> [SELECTED EXCERPT]
============

You can increase the value to get better index handling for all reads and multiple writes; on a system whose primary function is to run MySQL using the MyISAM storage engine, 25% of the machine’s total memory is an acceptable value for this variable. However, you should be aware that, if you make the value too large (for example, more than 50% of the machine’s total memory), your system might start to page and become extremely slow.
The Key_reads/Key_read_requests ratio should normally be less than 0.01. The Key_writes/Key_write_requests ratio is usually near 1 if you are using mostly updates and deletes, but might be much smaller if you tend to do updates that affect many rows at the same time or if you are using the DELAY_KEY_WRITE table option.
Here is what we were getting:
mysql> SHOW STATUS LIKE 'Key_%';
+------------------------+-----------+
| Variable_name | Value |
+------------------------+-----------+
| Key_blocks_not_flushed | 0 |
| Key_blocks_unused | 6405 |
| Key_blocks_used | 3166 |
| Key_read_requests | 386078455 |
| Key_reads | 16844790 |
| Key_write_requests | 3127706 |
| Key_writes | 1148023 |
+------------------------+-----------+
7 rows in set (0.00 sec)
key_read / key_reads_requests
Ours is over 4.36 which is not so good.
key_write / key_writes_requests = 0.36
The default key_buffer is 64Mb moved this up to 128MB to start.

============

> [YOUR INSTRUCTIONS]
Decide whether each statement below agrees with the text on MySQL key buffer tuning. Answer yes or no for each one, and quote the words from the text that decide it.
1. On a system whose main job is running MySQL with the MyISAM storage engine, a quarter of total memory is an acceptable value for the variable.
2. The Key_reads/Key_read_requests ratio should normally be greater than 0.01.
3. The key_buffer was raised from its default to 256MB.

============

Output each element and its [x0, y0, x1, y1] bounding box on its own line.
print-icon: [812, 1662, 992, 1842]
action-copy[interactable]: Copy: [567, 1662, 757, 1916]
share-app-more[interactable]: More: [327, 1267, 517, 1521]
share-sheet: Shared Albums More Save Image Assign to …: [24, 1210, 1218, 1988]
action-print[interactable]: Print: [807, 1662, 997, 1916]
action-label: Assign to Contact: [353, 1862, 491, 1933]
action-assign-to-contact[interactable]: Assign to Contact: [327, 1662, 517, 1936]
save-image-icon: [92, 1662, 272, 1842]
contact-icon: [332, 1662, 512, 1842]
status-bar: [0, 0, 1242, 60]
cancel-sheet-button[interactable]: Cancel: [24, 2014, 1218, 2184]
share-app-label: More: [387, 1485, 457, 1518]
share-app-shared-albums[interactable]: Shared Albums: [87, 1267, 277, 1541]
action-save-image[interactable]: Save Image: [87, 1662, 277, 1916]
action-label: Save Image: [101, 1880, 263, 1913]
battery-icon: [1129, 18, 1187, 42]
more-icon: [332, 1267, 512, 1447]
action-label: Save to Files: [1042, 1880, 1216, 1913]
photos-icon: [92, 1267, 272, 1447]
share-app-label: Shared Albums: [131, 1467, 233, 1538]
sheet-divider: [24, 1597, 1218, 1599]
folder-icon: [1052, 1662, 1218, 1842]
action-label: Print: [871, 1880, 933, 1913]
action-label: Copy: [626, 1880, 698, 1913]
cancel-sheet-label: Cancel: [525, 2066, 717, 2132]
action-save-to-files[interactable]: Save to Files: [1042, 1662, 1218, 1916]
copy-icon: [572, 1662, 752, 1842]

============

> [EXERCISE RESULT]
1. Yes: "25% of the machine’s total memory is an acceptable value for this variable"
2. No: "The Key_reads/Key_read_requests ratio should normally be less than 0.01."
3. No: "The default key_buffer is 64Mb moved this up to 128MB to start."